WRITTEN TASK:
Make an exact copy of the records, with the images left out.

--- Start LISTED RECORDS ---

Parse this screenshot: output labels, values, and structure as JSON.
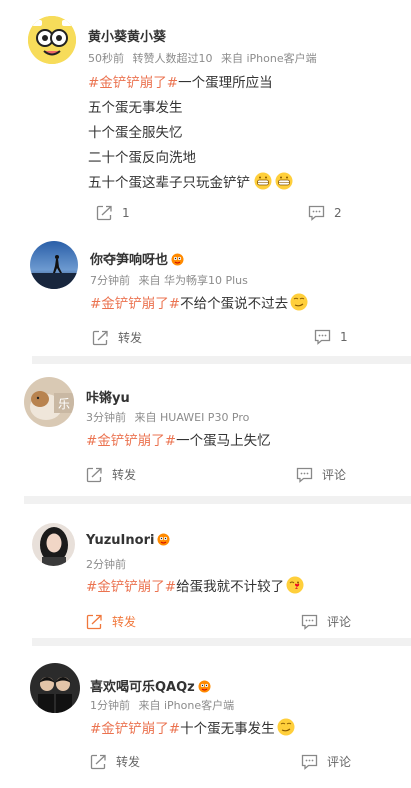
{
  "posts": [
    {
      "name": "黄小葵黄小葵",
      "time": "50秒前",
      "extra": "转赞人数超过10",
      "source": "来自 iPhone客户端",
      "tag": "#金铲铲崩了#",
      "lines": [
        "一个蛋理所应当",
        "五个蛋无事发生",
        "十个蛋全服失忆",
        "二十个蛋反向洗地",
        "五十个蛋这辈子只玩金铲铲"
      ],
      "repost": "1",
      "comment": "2"
    },
    {
      "name": "你夺笋响呀也",
      "time": "7分钟前",
      "source": "来自 华为畅享10 Plus",
      "tag": "#金铲铲崩了#",
      "text": "不给个蛋说不过去",
      "repost": "转发",
      "comment": "1"
    },
    {
      "name": "咔锵yu",
      "time": "3分钟前",
      "source": "来自 HUAWEI P30 Pro",
      "tag": "#金铲铲崩了#",
      "text": "一个蛋马上失忆",
      "repost": "转发",
      "comment": "评论"
    },
    {
      "name": "YuzuInori",
      "time": "2分钟前",
      "tag": "#金铲铲崩了#",
      "text": "给蛋我就不计较了",
      "repost": "转发",
      "comment": "评论"
    },
    {
      "name": "喜欢喝可乐QAQz",
      "time": "1分钟前",
      "source": "来自 iPhone客户端",
      "tag": "#金铲铲崩了#",
      "text": "十个蛋无事发生",
      "repost": "转发",
      "comment": "评论"
    }
  ],
  "colors": {
    "tag": "#eb7350",
    "active": "#f0773b",
    "meta": "#8c8c8c"
  }
}
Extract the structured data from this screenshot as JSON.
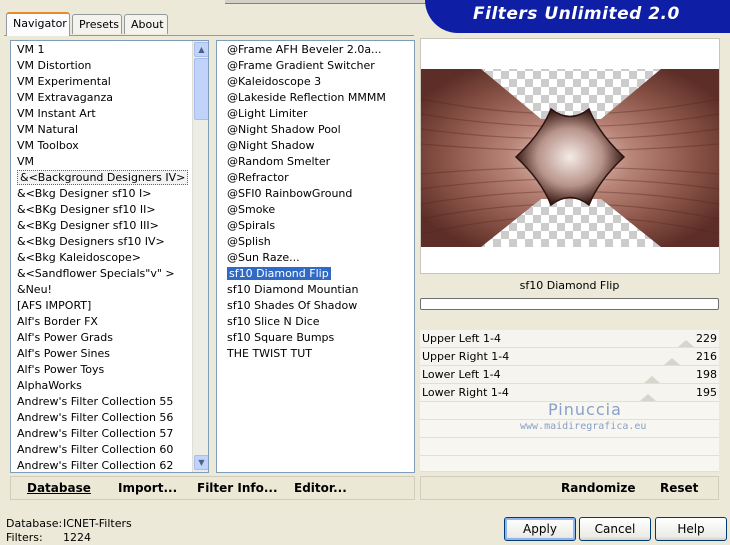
{
  "title": "Filters Unlimited 2.0",
  "tabs": [
    {
      "label": "Navigator",
      "active": true
    },
    {
      "label": "Presets",
      "active": false
    },
    {
      "label": "About",
      "active": false
    }
  ],
  "categories": [
    "VM 1",
    "VM Distortion",
    "VM Experimental",
    "VM Extravaganza",
    "VM Instant Art",
    "VM Natural",
    "VM Toolbox",
    "VM",
    "&<Background Designers IV>",
    "&<Bkg Designer sf10 I>",
    "&<BKg Designer sf10 II>",
    "&<BKg Designer sf10 III>",
    "&<Bkg Designers sf10 IV>",
    "&<Bkg Kaleidoscope>",
    "&<Sandflower Specials\"v\" >",
    "&Neu!",
    "[AFS IMPORT]",
    "Alf's Border FX",
    "Alf's Power Grads",
    "Alf's Power Sines",
    "Alf's Power Toys",
    "AlphaWorks",
    "Andrew's Filter Collection 55",
    "Andrew's Filter Collection 56",
    "Andrew's Filter Collection 57",
    "Andrew's Filter Collection 60",
    "Andrew's Filter Collection 62"
  ],
  "filters": [
    "@Frame AFH Beveler 2.0a...",
    "@Frame Gradient Switcher",
    "@Kaleidoscope 3",
    "@Lakeside Reflection MMMM",
    "@Light Limiter",
    "@Night Shadow Pool",
    "@Night Shadow",
    "@Random Smelter",
    "@Refractor",
    "@SFI0 RainbowGround",
    "@Smoke",
    "@Spirals",
    "@Splish",
    "@Sun Raze...",
    "sf10 Diamond Flip",
    "sf10 Diamond Mountian",
    "sf10 Shades Of Shadow",
    "sf10 Slice N Dice",
    "sf10 Square Bumps",
    "THE TWIST TUT"
  ],
  "selected_filter": "sf10 Diamond Flip",
  "sliders": [
    {
      "label": "Upper Left 1-4",
      "value": "229",
      "level": 0.898
    },
    {
      "label": "Upper Right 1-4",
      "value": "216",
      "level": 0.847
    },
    {
      "label": "Lower Left 1-4",
      "value": "198",
      "level": 0.776
    },
    {
      "label": "Lower Right 1-4",
      "value": "195",
      "level": 0.765
    }
  ],
  "watermark": {
    "name": "Pinuccia",
    "site": "www.maidiregrafica.eu"
  },
  "toolbar": {
    "database": "Database",
    "import": "Import...",
    "filter_info": "Filter Info...",
    "editor": "Editor...",
    "randomize": "Randomize",
    "reset": "Reset"
  },
  "status": {
    "database_label": "Database:",
    "database_value": "ICNET-Filters",
    "filters_label": "Filters:",
    "filters_value": "1224"
  },
  "buttons": {
    "apply": "Apply",
    "cancel": "Cancel",
    "help": "Help"
  }
}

--- End LISTED RECORDS ---

ANSWER TO THIS EXERCISE:
Parse this screenshot: output labels, values, and structure as JSON.
{
  "posts": [
    {
      "name": "黄小葵黄小葵",
      "time": "50秒前",
      "extra": "转赞人数超过10",
      "source": "来自 iPhone客户端",
      "tag": "#金铲铲崩了#",
      "lines": [
        "一个蛋理所应当",
        "五个蛋无事发生",
        "十个蛋全服失忆",
        "二十个蛋反向洗地",
        "五十个蛋这辈子只玩金铲铲"
      ],
      "repost": "1",
      "comment": "2"
    },
    {
      "name": "你夺笋响呀也",
      "time": "7分钟前",
      "source": "来自 华为畅享10 Plus",
      "tag": "#金铲铲崩了#",
      "text": "不给个蛋说不过去",
      "repost": "转发",
      "comment": "1"
    },
    {
      "name": "咔锵yu",
      "time": "3分钟前",
      "source": "来自 HUAWEI P30 Pro",
      "tag": "#金铲铲崩了#",
      "text": "一个蛋马上失忆",
      "repost": "转发",
      "comment": "评论"
    },
    {
      "name": "YuzuInori",
      "time": "2分钟前",
      "tag": "#金铲铲崩了#",
      "text": "给蛋我就不计较了",
      "repost": "转发",
      "comment": "评论"
    },
    {
      "name": "喜欢喝可乐QAQz",
      "time": "1分钟前",
      "source": "来自 iPhone客户端",
      "tag": "#金铲铲崩了#",
      "text": "十个蛋无事发生",
      "repost": "转发",
      "comment": "评论"
    }
  ],
  "colors": {
    "tag": "#eb7350",
    "active": "#f0773b",
    "meta": "#8c8c8c"
  }
}
Extract the structured data from this screenshot as JSON.
{
  "title": "Filters Unlimited 2.0",
  "tabs": [
    {
      "label": "Navigator",
      "active": true
    },
    {
      "label": "Presets",
      "active": false
    },
    {
      "label": "About",
      "active": false
    }
  ],
  "categories": [
    "VM 1",
    "VM Distortion",
    "VM Experimental",
    "VM Extravaganza",
    "VM Instant Art",
    "VM Natural",
    "VM Toolbox",
    "VM",
    "&<Background Designers IV>",
    "&<Bkg Designer sf10 I>",
    "&<BKg Designer sf10 II>",
    "&<BKg Designer sf10 III>",
    "&<Bkg Designers sf10 IV>",
    "&<Bkg Kaleidoscope>",
    "&<Sandflower Specials\"v\" >",
    "&Neu!",
    "[AFS IMPORT]",
    "Alf's Border FX",
    "Alf's Power Grads",
    "Alf's Power Sines",
    "Alf's Power Toys",
    "AlphaWorks",
    "Andrew's Filter Collection 55",
    "Andrew's Filter Collection 56",
    "Andrew's Filter Collection 57",
    "Andrew's Filter Collection 60",
    "Andrew's Filter Collection 62"
  ],
  "filters": [
    "@Frame AFH Beveler 2.0a...",
    "@Frame Gradient Switcher",
    "@Kaleidoscope 3",
    "@Lakeside Reflection MMMM",
    "@Light Limiter",
    "@Night Shadow Pool",
    "@Night Shadow",
    "@Random Smelter",
    "@Refractor",
    "@SFI0 RainbowGround",
    "@Smoke",
    "@Spirals",
    "@Splish",
    "@Sun Raze...",
    "sf10 Diamond Flip",
    "sf10 Diamond Mountian",
    "sf10 Shades Of Shadow",
    "sf10 Slice N Dice",
    "sf10 Square Bumps",
    "THE TWIST TUT"
  ],
  "selected_filter": "sf10 Diamond Flip",
  "sliders": [
    {
      "label": "Upper Left 1-4",
      "value": "229",
      "level": 0.898
    },
    {
      "label": "Upper Right 1-4",
      "value": "216",
      "level": 0.847
    },
    {
      "label": "Lower Left 1-4",
      "value": "198",
      "level": 0.776
    },
    {
      "label": "Lower Right 1-4",
      "value": "195",
      "level": 0.765
    }
  ],
  "watermark": {
    "name": "Pinuccia",
    "site": "www.maidiregrafica.eu"
  },
  "toolbar": {
    "database": "Database",
    "import": "Import...",
    "filter_info": "Filter Info...",
    "editor": "Editor...",
    "randomize": "Randomize",
    "reset": "Reset"
  },
  "status": {
    "database_label": "Database:",
    "database_value": "ICNET-Filters",
    "filters_label": "Filters:",
    "filters_value": "1224"
  },
  "buttons": {
    "apply": "Apply",
    "cancel": "Cancel",
    "help": "Help"
  }
}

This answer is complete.